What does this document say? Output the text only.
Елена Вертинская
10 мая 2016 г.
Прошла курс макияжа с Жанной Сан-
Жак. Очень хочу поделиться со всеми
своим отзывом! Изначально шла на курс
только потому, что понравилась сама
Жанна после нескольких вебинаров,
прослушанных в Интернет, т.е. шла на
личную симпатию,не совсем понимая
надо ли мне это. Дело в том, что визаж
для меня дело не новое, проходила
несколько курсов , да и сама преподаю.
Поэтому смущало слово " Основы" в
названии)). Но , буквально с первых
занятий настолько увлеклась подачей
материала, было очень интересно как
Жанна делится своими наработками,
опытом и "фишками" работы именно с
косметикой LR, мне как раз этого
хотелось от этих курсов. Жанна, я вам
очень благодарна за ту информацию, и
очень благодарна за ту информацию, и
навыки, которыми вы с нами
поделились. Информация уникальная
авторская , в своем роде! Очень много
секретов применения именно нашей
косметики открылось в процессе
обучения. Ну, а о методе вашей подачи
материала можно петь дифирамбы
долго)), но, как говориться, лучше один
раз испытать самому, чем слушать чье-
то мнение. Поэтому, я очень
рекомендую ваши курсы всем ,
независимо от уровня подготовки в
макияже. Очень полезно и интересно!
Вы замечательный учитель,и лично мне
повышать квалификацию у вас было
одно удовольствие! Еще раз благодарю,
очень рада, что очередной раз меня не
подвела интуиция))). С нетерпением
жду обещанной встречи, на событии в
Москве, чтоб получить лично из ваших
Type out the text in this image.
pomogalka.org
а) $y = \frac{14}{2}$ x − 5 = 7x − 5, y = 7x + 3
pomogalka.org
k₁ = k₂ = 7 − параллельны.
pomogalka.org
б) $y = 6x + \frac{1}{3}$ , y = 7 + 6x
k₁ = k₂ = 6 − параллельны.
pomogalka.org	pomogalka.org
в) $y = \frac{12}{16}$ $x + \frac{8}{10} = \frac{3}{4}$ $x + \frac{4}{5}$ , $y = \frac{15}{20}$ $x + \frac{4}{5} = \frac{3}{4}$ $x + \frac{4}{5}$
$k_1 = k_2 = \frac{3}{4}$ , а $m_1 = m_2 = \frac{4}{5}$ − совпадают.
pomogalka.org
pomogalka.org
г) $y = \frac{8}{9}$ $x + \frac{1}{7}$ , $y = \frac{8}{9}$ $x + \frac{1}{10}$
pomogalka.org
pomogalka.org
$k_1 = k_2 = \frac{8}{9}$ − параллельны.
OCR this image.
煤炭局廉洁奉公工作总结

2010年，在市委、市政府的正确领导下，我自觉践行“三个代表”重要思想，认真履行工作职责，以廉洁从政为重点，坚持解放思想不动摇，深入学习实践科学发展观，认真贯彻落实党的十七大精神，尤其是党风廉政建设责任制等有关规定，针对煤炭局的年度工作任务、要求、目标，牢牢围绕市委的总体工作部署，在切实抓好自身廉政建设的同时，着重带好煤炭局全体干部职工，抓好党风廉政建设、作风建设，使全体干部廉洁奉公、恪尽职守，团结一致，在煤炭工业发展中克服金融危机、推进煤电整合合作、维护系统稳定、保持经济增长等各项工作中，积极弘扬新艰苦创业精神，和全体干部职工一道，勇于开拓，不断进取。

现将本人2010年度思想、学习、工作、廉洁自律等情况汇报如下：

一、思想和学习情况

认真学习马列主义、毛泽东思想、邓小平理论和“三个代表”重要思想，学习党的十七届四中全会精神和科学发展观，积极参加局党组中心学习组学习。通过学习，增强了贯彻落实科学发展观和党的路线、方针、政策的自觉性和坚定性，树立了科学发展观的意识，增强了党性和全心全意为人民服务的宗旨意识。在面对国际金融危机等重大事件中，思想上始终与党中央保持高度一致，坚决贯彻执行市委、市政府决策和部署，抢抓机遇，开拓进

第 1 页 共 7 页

▶ [Exercise task]: From the entries, report each line that includes the word "именно".

▶ [Output below]:
опытом и "фишками" работы именно с
секретов применения именно нашей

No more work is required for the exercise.